____ Extracted records

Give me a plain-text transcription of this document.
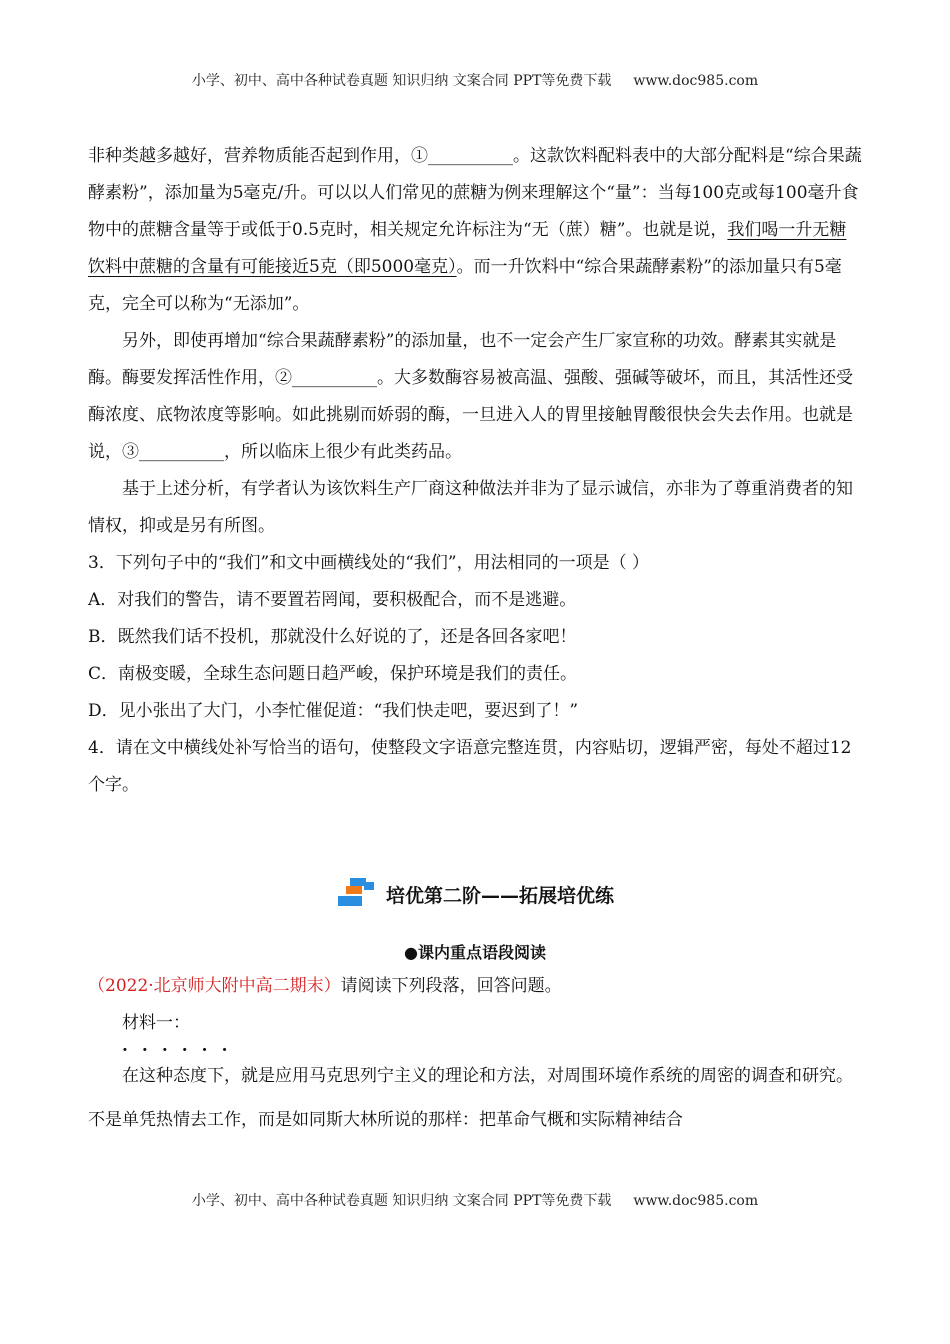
小学、初中、高中各种试卷真题 知识归纳 文案合同 PPT等免费下载 www.doc985.com

非种类越多越好，营养物质能否起到作用，①__________。这款饮料配料表中的大部分配料是“综合果蔬酵素粉”，添加量为5毫克/升。可以以人们常见的蔗糖为例来理解这个“量”：当每100克或每100毫升食物中的蔗糖含量等于或低于0.5克时，相关规定允许标注为“无（蔗）糖”。也就是说，我们喝一升无糖饮料中蔗糖的含量有可能接近5克（即5000毫克）。而一升饮料中“综合果蔬酵素粉”的添加量只有5毫克，完全可以称为“无添加”。

另外，即使再增加“综合果蔬酵素粉”的添加量，也不一定会产生厂家宣称的功效。酵素其实就是酶。酶要发挥活性作用，②__________。大多数酶容易被高温、强酸、强碱等破坏，而且，其活性还受酶浓度、底物浓度等影响。如此挑剔而娇弱的酶，一旦进入人的胃里接触胃酸很快会失去作用。也就是说，③__________，所以临床上很少有此类药品。

基于上述分析，有学者认为该饮料生产厂商这种做法并非为了显示诚信，亦非为了尊重消费者的知情权，抑或是另有所图。

3．下列句子中的“我们”和文中画横线处的“我们”，用法相同的一项是（ ）

A．对我们的警告，请不要置若罔闻，要积极配合，而不是逃避。

B．既然我们话不投机，那就没什么好说的了，还是各回各家吧！

C．南极变暖，全球生态问题日趋严峻，保护环境是我们的责任。

D．见小张出了大门，小李忙催促道：“我们快走吧，要迟到了！”

4．请在文中横线处补写恰当的语句，使整段文字语意完整连贯，内容贴切，逻辑严密，每处不超过12个字。

培优第二阶——拓展培优练
●课内重点语段阅读

（2022·北京师大附中高二期末）请阅读下列段落，回答问题。

材料一：

......

在这种态度下，就是应用马克思列宁主义的理论和方法，对周围环境作系统的周密的调查和研究。不是单凭热情去工作，而是如同斯大林所说的那样：把革命气概和实际精神结合

小学、初中、高中各种试卷真题 知识归纳 文案合同 PPT等免费下载 www.doc985.com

________

What is required
Apart from the pictures, the entries above are to be repeated in full and exactly.

Result of this task
Give me a plain-text transcription of this document.
小学、初中、高中各种试卷真题 知识归纳 文案合同 PPT等免费下载 www.doc985.com

非种类越多越好，营养物质能否起到作用，①__________。这款饮料配料表中的大部分配料是“综合果蔬酵素粉”，添加量为5毫克/升。可以以人们常见的蔗糖为例来理解这个“量”：当每100克或每100毫升食物中的蔗糖含量等于或低于0.5克时，相关规定允许标注为“无（蔗）糖”。也就是说，我们喝一升无糖饮料中蔗糖的含量有可能接近5克（即5000毫克）。而一升饮料中“综合果蔬酵素粉”的添加量只有5毫克，完全可以称为“无添加”。

另外，即使再增加“综合果蔬酵素粉”的添加量，也不一定会产生厂家宣称的功效。酵素其实就是酶。酶要发挥活性作用，②__________。大多数酶容易被高温、强酸、强碱等破坏，而且，其活性还受酶浓度、底物浓度等影响。如此挑剔而娇弱的酶，一旦进入人的胃里接触胃酸很快会失去作用。也就是说，③__________，所以临床上很少有此类药品。

基于上述分析，有学者认为该饮料生产厂商这种做法并非为了显示诚信，亦非为了尊重消费者的知情权，抑或是另有所图。

3．下列句子中的“我们”和文中画横线处的“我们”，用法相同的一项是（ ）

A．对我们的警告，请不要置若罔闻，要积极配合，而不是逃避。

B．既然我们话不投机，那就没什么好说的了，还是各回各家吧！

C．南极变暖，全球生态问题日趋严峻，保护环境是我们的责任。

D．见小张出了大门，小李忙催促道：“我们快走吧，要迟到了！”

4．请在文中横线处补写恰当的语句，使整段文字语意完整连贯，内容贴切，逻辑严密，每处不超过12个字。

培优第二阶——拓展培优练
●课内重点语段阅读

（2022·北京师大附中高二期末）请阅读下列段落，回答问题。

材料一：

......

在这种态度下，就是应用马克思列宁主义的理论和方法，对周围环境作系统的周密的调查和研究。不是单凭热情去工作，而是如同斯大林所说的那样：把革命气概和实际精神结合

小学、初中、高中各种试卷真题 知识归纳 文案合同 PPT等免费下载 www.doc985.com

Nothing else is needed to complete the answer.